[Figure collection entries]
|---|

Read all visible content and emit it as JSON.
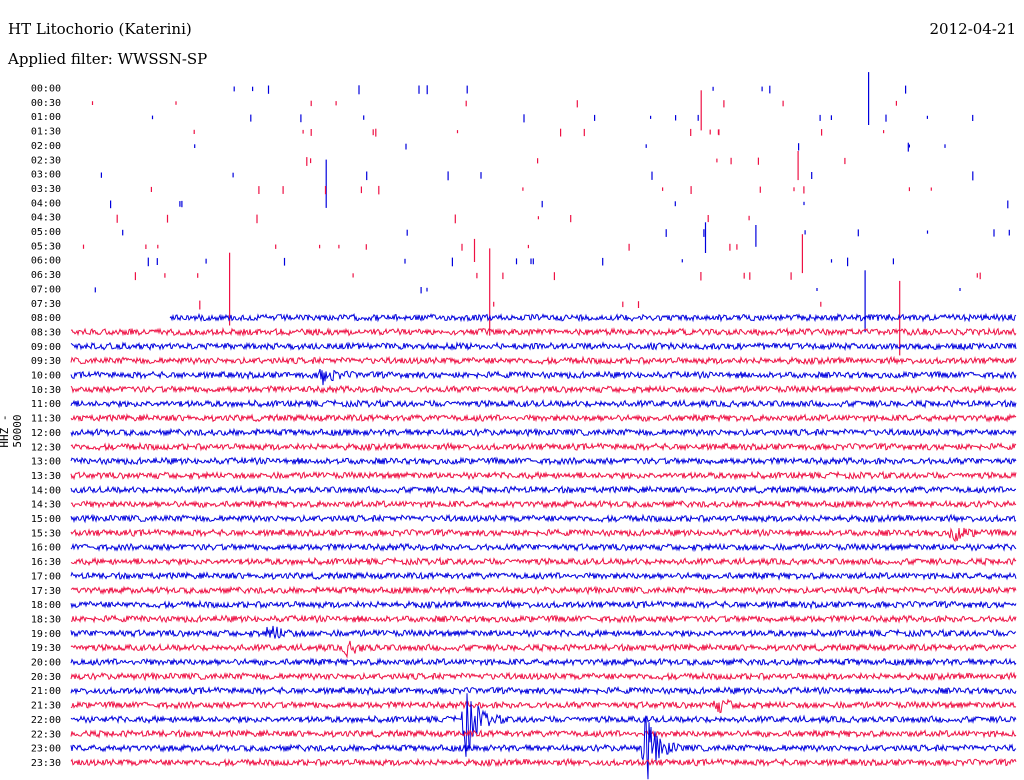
{
  "header": {
    "station": "HT Litochorio (Katerini)",
    "filter": "Applied filter: WWSSN-SP",
    "date": "2012-04-21",
    "channel_label": "HHZ - 50000"
  },
  "chart_data": {
    "type": "line",
    "title": "HT Litochorio (Katerini)",
    "subtitle": "Applied filter: WWSSN-SP",
    "date": "2012-04-21",
    "ylabel": "HHZ - 50000",
    "xlabel": "",
    "row_labels": [
      "00:00",
      "00:30",
      "01:00",
      "01:30",
      "02:00",
      "02:30",
      "03:00",
      "03:30",
      "04:00",
      "04:30",
      "05:00",
      "05:30",
      "06:00",
      "06:30",
      "07:00",
      "07:30",
      "08:00",
      "08:30",
      "09:00",
      "09:30",
      "10:00",
      "10:30",
      "11:00",
      "11:30",
      "12:00",
      "12:30",
      "13:00",
      "13:30",
      "14:00",
      "14:30",
      "15:00",
      "15:30",
      "16:00",
      "16:30",
      "17:00",
      "17:30",
      "18:00",
      "18:30",
      "19:00",
      "19:30",
      "20:00",
      "20:30",
      "21:00",
      "21:30",
      "22:00",
      "22:30",
      "23:00",
      "23:30"
    ],
    "colors": [
      "#0000dd",
      "#ee1144"
    ],
    "data_gap_rows": 16,
    "continuous_from_row": 16,
    "events": [
      {
        "row": 20,
        "minute": 8.0,
        "amp": 8
      },
      {
        "row": 31,
        "minute": 28.0,
        "amp": 8
      },
      {
        "row": 38,
        "minute": 6.3,
        "amp": 9
      },
      {
        "row": 39,
        "minute": 8.7,
        "amp": 8
      },
      {
        "row": 43,
        "minute": 20.5,
        "amp": 7
      },
      {
        "row": 44,
        "minute": 12.5,
        "amp": 40
      },
      {
        "row": 46,
        "minute": 18.2,
        "amp": 42
      }
    ]
  }
}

|---|

→ **WHAT THIS TASK INVOLVES**
Give every line back word for word and leave the pictures out.

→ **EXERCISE OUTPUT**
Read all visible content and emit it as JSON.
{
  "header": {
    "station": "HT Litochorio (Katerini)",
    "filter": "Applied filter: WWSSN-SP",
    "date": "2012-04-21",
    "channel_label": "HHZ - 50000"
  },
  "chart_data": {
    "type": "line",
    "title": "HT Litochorio (Katerini)",
    "subtitle": "Applied filter: WWSSN-SP",
    "date": "2012-04-21",
    "ylabel": "HHZ - 50000",
    "xlabel": "",
    "row_labels": [
      "00:00",
      "00:30",
      "01:00",
      "01:30",
      "02:00",
      "02:30",
      "03:00",
      "03:30",
      "04:00",
      "04:30",
      "05:00",
      "05:30",
      "06:00",
      "06:30",
      "07:00",
      "07:30",
      "08:00",
      "08:30",
      "09:00",
      "09:30",
      "10:00",
      "10:30",
      "11:00",
      "11:30",
      "12:00",
      "12:30",
      "13:00",
      "13:30",
      "14:00",
      "14:30",
      "15:00",
      "15:30",
      "16:00",
      "16:30",
      "17:00",
      "17:30",
      "18:00",
      "18:30",
      "19:00",
      "19:30",
      "20:00",
      "20:30",
      "21:00",
      "21:30",
      "22:00",
      "22:30",
      "23:00",
      "23:30"
    ],
    "colors": [
      "#0000dd",
      "#ee1144"
    ],
    "data_gap_rows": 16,
    "continuous_from_row": 16,
    "events": [
      {
        "row": 20,
        "minute": 8.0,
        "amp": 8
      },
      {
        "row": 31,
        "minute": 28.0,
        "amp": 8
      },
      {
        "row": 38,
        "minute": 6.3,
        "amp": 9
      },
      {
        "row": 39,
        "minute": 8.7,
        "amp": 8
      },
      {
        "row": 43,
        "minute": 20.5,
        "amp": 7
      },
      {
        "row": 44,
        "minute": 12.5,
        "amp": 40
      },
      {
        "row": 46,
        "minute": 18.2,
        "amp": 42
      }
    ]
  }
}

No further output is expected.